WRITTEN EXERCISE — Write out the data below in full. Keep it exact.

SUPPLIED INFORMATION —
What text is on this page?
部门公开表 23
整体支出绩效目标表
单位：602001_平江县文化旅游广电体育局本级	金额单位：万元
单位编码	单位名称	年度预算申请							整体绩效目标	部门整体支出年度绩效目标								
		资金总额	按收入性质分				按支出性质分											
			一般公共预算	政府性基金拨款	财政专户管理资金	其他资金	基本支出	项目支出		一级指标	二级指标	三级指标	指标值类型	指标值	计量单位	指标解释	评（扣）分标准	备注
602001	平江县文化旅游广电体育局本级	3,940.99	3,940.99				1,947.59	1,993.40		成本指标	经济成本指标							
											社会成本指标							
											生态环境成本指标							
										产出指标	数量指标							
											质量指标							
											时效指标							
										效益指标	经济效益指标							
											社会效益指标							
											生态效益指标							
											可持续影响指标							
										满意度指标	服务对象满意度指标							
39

THE SOLUTION —
What text is on this page?
部门公开表 23
整体支出绩效目标表
单位：602001_平江县文化旅游广电体育局本级	金额单位：万元
单位编码	单位名称	年度预算申请							整体绩效目标	部门整体支出年度绩效目标								
		资金总额	按收入性质分				按支出性质分											
			一般公共预算	政府性基金拨款	财政专户管理资金	其他资金	基本支出	项目支出		一级指标	二级指标	三级指标	指标值类型	指标值	计量单位	指标解释	评（扣）分标准	备注
602001	平江县文化旅游广电体育局本级	3,940.99	3,940.99				1,947.59	1,993.40		成本指标	经济成本指标							
											社会成本指标							
											生态环境成本指标							
										产出指标	数量指标							
											质量指标							
											时效指标							
										效益指标	经济效益指标							
											社会效益指标							
											生态效益指标							
											可持续影响指标							
										满意度指标	服务对象满意度指标							
39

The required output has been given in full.